Task -> Gather each line of the entries below that includes "销售订单报表".

Data section ->
▬▬▬
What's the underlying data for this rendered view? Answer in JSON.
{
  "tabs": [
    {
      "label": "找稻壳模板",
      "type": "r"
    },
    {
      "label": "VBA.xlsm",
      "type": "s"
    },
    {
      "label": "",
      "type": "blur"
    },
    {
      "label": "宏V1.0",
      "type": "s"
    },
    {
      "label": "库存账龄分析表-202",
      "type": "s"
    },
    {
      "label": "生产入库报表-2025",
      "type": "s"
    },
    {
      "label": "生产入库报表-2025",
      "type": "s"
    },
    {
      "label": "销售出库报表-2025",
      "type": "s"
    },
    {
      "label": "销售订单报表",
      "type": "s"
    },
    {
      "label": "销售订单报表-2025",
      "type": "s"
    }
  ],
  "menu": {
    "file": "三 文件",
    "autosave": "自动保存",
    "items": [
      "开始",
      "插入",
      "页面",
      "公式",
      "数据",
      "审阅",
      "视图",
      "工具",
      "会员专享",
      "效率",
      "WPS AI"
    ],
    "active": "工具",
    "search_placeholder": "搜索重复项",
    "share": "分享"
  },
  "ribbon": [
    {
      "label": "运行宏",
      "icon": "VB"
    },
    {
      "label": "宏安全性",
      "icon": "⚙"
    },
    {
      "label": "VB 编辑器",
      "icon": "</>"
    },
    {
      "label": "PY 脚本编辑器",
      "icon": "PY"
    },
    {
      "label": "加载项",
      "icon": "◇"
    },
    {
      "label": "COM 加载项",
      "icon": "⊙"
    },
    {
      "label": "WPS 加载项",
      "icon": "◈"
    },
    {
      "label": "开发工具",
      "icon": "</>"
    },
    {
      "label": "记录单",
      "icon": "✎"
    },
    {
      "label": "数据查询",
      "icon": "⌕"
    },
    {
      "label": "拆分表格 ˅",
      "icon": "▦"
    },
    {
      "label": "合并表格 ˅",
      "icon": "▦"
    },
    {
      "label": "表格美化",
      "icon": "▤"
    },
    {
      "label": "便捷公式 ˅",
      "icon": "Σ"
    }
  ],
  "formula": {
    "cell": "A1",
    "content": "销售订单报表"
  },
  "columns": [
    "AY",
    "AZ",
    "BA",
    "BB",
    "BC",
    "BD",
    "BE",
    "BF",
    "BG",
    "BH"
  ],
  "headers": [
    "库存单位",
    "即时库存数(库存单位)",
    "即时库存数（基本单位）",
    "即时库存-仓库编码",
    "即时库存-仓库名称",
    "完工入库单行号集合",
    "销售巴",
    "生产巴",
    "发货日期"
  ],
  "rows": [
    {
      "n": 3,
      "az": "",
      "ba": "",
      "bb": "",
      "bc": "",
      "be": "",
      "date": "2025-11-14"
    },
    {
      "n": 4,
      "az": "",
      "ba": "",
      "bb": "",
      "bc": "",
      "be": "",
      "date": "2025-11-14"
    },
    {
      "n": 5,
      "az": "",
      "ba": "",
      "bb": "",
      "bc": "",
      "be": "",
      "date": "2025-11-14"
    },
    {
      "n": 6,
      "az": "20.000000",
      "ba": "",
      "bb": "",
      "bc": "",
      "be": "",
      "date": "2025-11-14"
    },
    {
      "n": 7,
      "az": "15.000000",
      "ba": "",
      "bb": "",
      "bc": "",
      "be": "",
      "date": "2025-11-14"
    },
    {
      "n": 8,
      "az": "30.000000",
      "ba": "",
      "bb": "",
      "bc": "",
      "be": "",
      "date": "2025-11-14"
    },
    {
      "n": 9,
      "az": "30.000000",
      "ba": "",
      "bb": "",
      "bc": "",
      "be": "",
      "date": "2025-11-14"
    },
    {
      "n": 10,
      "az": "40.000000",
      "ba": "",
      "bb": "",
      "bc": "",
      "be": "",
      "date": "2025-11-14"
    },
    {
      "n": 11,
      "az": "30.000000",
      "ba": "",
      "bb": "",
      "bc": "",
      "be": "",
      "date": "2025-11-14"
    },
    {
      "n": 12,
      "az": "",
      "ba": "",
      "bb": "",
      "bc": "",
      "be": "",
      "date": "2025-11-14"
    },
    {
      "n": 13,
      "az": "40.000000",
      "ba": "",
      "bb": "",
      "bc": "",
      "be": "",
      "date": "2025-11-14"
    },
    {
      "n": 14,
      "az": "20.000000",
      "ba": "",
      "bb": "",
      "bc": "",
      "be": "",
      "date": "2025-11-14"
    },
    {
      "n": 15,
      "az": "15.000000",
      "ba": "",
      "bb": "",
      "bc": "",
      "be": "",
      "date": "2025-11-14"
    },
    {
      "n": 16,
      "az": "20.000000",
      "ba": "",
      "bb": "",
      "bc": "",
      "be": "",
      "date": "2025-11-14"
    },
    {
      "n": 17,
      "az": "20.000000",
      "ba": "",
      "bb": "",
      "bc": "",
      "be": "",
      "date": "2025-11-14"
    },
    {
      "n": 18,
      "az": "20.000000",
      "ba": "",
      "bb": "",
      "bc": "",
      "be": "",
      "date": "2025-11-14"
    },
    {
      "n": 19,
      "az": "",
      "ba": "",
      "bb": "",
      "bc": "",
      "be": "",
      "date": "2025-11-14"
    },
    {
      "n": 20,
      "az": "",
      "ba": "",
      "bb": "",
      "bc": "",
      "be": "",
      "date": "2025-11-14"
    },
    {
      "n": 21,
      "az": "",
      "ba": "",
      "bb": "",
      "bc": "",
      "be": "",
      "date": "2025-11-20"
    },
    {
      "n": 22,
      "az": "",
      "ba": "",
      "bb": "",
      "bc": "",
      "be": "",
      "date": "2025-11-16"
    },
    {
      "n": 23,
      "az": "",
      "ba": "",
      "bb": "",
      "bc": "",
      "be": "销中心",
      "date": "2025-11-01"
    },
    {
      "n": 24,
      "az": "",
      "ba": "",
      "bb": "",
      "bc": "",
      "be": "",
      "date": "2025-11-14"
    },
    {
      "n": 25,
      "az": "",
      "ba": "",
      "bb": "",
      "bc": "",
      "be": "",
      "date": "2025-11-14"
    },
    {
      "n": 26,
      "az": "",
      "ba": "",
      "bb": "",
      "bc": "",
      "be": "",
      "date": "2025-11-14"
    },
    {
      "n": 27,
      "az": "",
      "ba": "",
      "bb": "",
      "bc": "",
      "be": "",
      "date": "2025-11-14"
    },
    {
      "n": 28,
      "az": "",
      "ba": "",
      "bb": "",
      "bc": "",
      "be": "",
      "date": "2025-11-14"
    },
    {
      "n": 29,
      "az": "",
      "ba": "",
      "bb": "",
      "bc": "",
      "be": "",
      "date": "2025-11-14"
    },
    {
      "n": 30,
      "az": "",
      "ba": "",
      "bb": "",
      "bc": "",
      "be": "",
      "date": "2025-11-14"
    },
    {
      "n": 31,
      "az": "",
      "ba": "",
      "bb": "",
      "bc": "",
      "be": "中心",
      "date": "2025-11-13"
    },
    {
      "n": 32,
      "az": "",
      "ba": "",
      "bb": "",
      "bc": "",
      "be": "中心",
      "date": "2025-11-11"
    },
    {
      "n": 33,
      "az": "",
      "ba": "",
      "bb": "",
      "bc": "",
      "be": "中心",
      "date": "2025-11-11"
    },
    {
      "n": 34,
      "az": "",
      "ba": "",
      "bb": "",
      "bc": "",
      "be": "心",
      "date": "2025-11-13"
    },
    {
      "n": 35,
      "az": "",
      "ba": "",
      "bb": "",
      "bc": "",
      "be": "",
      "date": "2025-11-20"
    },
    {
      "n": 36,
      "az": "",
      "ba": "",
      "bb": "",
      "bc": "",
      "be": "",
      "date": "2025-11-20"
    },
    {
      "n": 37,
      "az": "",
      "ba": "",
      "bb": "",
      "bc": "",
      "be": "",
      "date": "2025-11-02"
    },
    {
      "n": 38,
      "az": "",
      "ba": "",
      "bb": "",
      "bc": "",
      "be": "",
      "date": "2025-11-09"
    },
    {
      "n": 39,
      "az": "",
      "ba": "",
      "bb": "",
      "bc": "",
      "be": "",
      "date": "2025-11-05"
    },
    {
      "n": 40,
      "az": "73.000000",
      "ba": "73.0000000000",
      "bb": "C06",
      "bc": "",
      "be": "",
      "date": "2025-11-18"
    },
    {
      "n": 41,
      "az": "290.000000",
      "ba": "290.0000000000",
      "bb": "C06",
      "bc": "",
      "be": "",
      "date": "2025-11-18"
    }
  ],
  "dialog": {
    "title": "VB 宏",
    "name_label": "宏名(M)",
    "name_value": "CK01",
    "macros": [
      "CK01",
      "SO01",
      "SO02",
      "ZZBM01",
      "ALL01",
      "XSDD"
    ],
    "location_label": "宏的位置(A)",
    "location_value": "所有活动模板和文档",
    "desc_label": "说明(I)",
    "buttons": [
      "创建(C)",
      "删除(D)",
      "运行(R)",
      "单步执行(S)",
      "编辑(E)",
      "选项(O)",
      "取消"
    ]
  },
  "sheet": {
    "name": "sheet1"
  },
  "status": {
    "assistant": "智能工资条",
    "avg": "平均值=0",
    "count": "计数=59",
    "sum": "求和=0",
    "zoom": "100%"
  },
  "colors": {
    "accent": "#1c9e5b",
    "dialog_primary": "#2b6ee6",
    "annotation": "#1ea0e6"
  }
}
▬▬▬
Answer to this problem ->
      "label": "销售订单报表",
      "label": "销售订单报表-2025",
    "content": "销售订单报表"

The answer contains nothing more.